→ **PAGE**
== == ==

The Rainy Day That Wasn’t

Hawke’s Bay, NL to Cow Head, NL

When I went to bed last night – or more accurately when I sealed myself in my tent last night – it was a beautifully clear night. I would’ve preferred watching the sunset from my personal field of dreams but the flies were excessively aggressive. And I only have so much bug spray. Luckily, the WiFi from the motel across the street was reaching my tent so at least I had that.

Almost Sunset.  And then the flies came.

Almost Sunset. And then the flies came.


This morning I woke up around 5:30 and even without opening the tent flaps it felt like it was an overcast day. The forecast predicted scattered thunderstorms and it felt like they got it right. However, I also noticed the lack of rain actually falling on my tent at that time. Despite the early hour, I decided that this may be the only chance I have to take down my tent in somewhat dry conditions. I say “somewhat dry” because the tent fly was soaked – from both the dew and condensation. So, I packed up my bags and when I eventually opened up the tent flaps the overcast feeling was confirmed. Dark clouds loomed everywhere. This had the makings for an encore of my ride from Baie-Johan-Beetz to Natashquan.

CowHeadMapRemarkably, by 6:15 my bike was completely packed up and ready to go. And I went. Fast. My field of dreams had rapidly turned into a mosquito breeding ground and I was to be their feast (even with all the weight that I’ve lost).

The plan for today was a 100 km ride to Cow Head. While Cow Head is not actually in Gros Morne National Park, it’s surrounded by it and you have to pass through a section of the park to get to there. I was tempted to do the full 150 km ride to Rocky Harbour but with the weather being what it was I figured there was really no rush.

The pending long ride and looming clouds prompted me to seek out a real breakfast. Unfortunately (or maybe fortunately) the restaurant at the motel across the street didn’t open until 7:00. I went over anyway and hung out in the lobby while I charge up some of my electronics.

7:00 eventually arrived and I had a sizeable breakfast that I figured should keep me going for at least 50 km. And while breakfast was good, my stalling tactic was not successful in making the clouds go away and when I got out to my bike it was in fact starting to drizzle. Here we go.

Surrounded by storm clouds.

Surrounded by storm clouds.

Suited up in all my rain gear I headed down Highway 430 (aka. The Viking Trail). Surprisingly, the drizzle didn’t last long and I was at least able to remove the hood of my rain gear to reduce the amount I was sweating to a slow gush. Dark clouds were still all around so it was only a matter of time before I got soaked. On the upside, there was no wind whatsoever.

I pedalled on and somehow managed to make it 20 km without rain. Then 30. Then 40. And 50. Dark clouds were still around but there were a few lighter clouds taking over. I even saw the sun briefly. I passed through two sections where the road was wet so perhaps my stalling tactic of breakfast worked after all.

Lunch at Daniel's Harbour(or the main intersection anyway)

== == ==

→ **COLLECTED DATA**

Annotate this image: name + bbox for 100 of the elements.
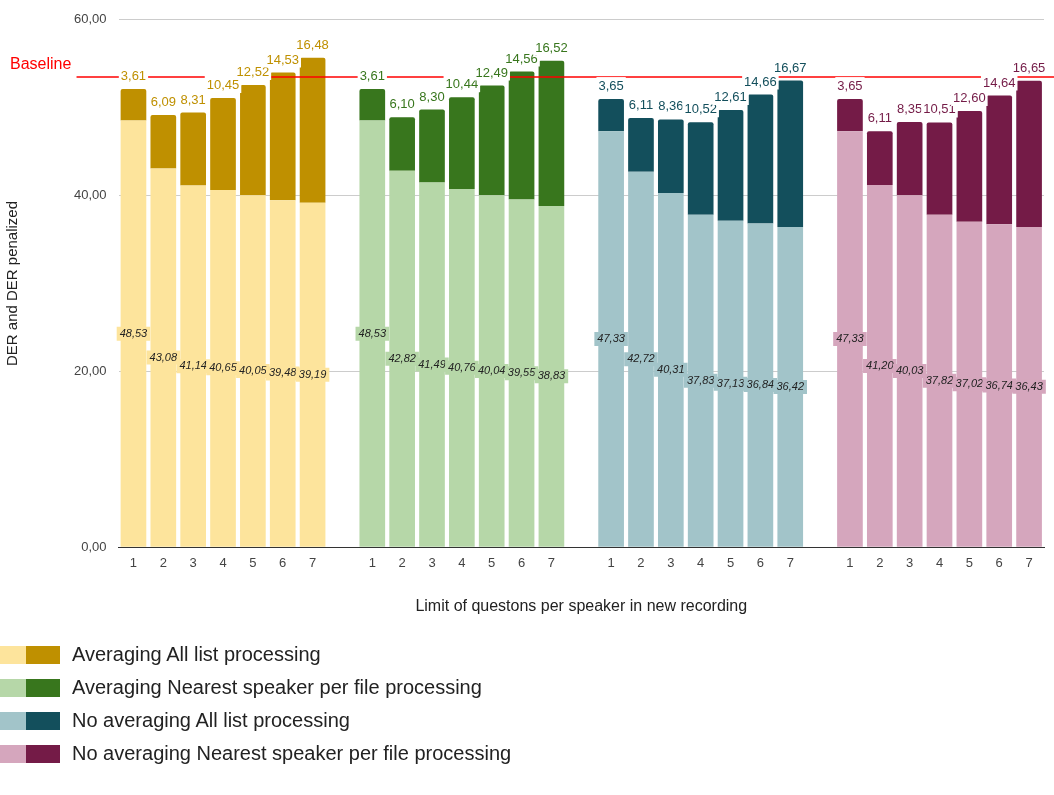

== == ==

→ **TASKS TO CARRY OUT**
- a) From the post about the ride to Cow Head, give again the passage starting at "I pedalled on" and ending at "worked after all.".
- b) Answer these questions using the post about the ride to Cow Head:
(i) At what time did the restaurant at the motel across the street open?
(ii) How many kilometers was the planned ride to Cow Head?
(iii) What other name does the post give for Highway 430?

→ **SOLUTIONS FOR EACH TASK**
- a)
I pedalled on and somehow managed to make it 20 km without rain. Then 30. Then 40. And 50. Dark clouds were still around but there were a few lighter clouds taking over. I even saw the sun briefly. I passed through two sections where the road was wet so perhaps my stalling tactic of breakfast worked after all.

- b)
(i) 7:00
(ii) 100 km
(iii) The Viking Trail